> **Work to be completed**: State the number of lines that contain "this", with no other text.

> **Provided records**:
★ ★ ★
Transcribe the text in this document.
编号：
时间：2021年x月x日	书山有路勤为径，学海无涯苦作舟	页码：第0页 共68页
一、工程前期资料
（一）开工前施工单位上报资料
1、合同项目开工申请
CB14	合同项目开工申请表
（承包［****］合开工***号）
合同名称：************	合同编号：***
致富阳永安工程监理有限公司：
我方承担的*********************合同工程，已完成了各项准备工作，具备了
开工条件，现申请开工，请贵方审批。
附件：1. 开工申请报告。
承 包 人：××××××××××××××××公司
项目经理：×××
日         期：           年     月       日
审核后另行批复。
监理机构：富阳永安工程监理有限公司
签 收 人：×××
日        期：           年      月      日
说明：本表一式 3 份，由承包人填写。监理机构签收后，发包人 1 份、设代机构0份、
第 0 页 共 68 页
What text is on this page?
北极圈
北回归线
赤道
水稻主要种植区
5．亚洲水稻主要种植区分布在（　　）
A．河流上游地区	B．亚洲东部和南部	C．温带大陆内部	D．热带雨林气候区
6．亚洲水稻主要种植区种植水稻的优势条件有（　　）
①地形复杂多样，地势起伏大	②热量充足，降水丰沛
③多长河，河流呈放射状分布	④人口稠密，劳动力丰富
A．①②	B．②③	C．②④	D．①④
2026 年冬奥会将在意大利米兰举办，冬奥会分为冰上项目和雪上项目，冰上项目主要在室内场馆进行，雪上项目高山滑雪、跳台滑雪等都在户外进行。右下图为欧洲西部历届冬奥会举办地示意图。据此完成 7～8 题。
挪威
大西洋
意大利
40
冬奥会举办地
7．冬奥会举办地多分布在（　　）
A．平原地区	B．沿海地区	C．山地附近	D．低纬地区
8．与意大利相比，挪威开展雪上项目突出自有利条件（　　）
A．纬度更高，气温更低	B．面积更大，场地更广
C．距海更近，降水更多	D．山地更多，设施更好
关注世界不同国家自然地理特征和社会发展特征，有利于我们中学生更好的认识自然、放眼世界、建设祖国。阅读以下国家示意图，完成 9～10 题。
★ ★ ★
> **Output below**: 2